### Direction
All of the data below must be repeated exactly.
## begin Records for the task
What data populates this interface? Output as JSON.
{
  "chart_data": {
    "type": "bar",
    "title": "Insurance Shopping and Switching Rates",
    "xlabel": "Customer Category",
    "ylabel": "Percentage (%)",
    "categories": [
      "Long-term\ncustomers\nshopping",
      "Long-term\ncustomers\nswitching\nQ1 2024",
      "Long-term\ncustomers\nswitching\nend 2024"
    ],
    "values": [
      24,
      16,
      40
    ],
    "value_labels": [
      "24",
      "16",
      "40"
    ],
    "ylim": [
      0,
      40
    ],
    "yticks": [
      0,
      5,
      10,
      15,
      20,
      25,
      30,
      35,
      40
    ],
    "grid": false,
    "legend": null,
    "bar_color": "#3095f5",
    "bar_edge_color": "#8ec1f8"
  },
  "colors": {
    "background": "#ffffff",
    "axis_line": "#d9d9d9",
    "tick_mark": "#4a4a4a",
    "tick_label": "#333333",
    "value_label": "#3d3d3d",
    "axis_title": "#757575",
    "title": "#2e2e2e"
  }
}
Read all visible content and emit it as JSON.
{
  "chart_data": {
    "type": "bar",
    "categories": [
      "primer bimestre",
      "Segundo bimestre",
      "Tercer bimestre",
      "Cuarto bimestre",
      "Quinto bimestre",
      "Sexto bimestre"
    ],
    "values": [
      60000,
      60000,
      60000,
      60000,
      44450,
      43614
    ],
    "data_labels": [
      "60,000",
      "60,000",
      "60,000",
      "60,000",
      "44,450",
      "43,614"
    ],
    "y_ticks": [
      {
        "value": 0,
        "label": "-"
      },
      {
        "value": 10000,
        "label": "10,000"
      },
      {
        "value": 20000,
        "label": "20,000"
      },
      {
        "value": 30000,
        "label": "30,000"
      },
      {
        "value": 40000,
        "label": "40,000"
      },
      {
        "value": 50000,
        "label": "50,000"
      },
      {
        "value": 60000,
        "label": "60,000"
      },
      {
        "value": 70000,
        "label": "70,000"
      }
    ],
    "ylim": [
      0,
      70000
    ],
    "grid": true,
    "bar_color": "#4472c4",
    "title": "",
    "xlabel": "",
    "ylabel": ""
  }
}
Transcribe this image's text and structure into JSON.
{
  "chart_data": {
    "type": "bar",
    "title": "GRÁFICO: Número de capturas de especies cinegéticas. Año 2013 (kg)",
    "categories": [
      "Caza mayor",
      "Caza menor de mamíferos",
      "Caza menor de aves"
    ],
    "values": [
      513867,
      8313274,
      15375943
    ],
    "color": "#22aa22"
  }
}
## end Records for the task
### Written reply
What data populates this interface? Output as JSON.
{
  "chart_data": {
    "type": "bar",
    "title": "Insurance Shopping and Switching Rates",
    "xlabel": "Customer Category",
    "ylabel": "Percentage (%)",
    "categories": [
      "Long-term\ncustomers\nshopping",
      "Long-term\ncustomers\nswitching\nQ1 2024",
      "Long-term\ncustomers\nswitching\nend 2024"
    ],
    "values": [
      24,
      16,
      40
    ],
    "value_labels": [
      "24",
      "16",
      "40"
    ],
    "ylim": [
      0,
      40
    ],
    "yticks": [
      0,
      5,
      10,
      15,
      20,
      25,
      30,
      35,
      40
    ],
    "grid": false,
    "legend": null,
    "bar_color": "#3095f5",
    "bar_edge_color": "#8ec1f8"
  },
  "colors": {
    "background": "#ffffff",
    "axis_line": "#d9d9d9",
    "tick_mark": "#4a4a4a",
    "tick_label": "#333333",
    "value_label": "#3d3d3d",
    "axis_title": "#757575",
    "title": "#2e2e2e"
  }
}
Read all visible content and emit it as JSON.
{
  "chart_data": {
    "type": "bar",
    "categories": [
      "primer bimestre",
      "Segundo bimestre",
      "Tercer bimestre",
      "Cuarto bimestre",
      "Quinto bimestre",
      "Sexto bimestre"
    ],
    "values": [
      60000,
      60000,
      60000,
      60000,
      44450,
      43614
    ],
    "data_labels": [
      "60,000",
      "60,000",
      "60,000",
      "60,000",
      "44,450",
      "43,614"
    ],
    "y_ticks": [
      {
        "value": 0,
        "label": "-"
      },
      {
        "value": 10000,
        "label": "10,000"
      },
      {
        "value": 20000,
        "label": "20,000"
      },
      {
        "value": 30000,
        "label": "30,000"
      },
      {
        "value": 40000,
        "label": "40,000"
      },
      {
        "value": 50000,
        "label": "50,000"
      },
      {
        "value": 60000,
        "label": "60,000"
      },
      {
        "value": 70000,
        "label": "70,000"
      }
    ],
    "ylim": [
      0,
      70000
    ],
    "grid": true,
    "bar_color": "#4472c4",
    "title": "",
    "xlabel": "",
    "ylabel": ""
  }
}
Transcribe this image's text and structure into JSON.
{
  "chart_data": {
    "type": "bar",
    "title": "GRÁFICO: Número de capturas de especies cinegéticas. Año 2013 (kg)",
    "categories": [
      "Caza mayor",
      "Caza menor de mamíferos",
      "Caza menor de aves"
    ],
    "values": [
      513867,
      8313274,
      15375943
    ],
    "color": "#22aa22"
  }
}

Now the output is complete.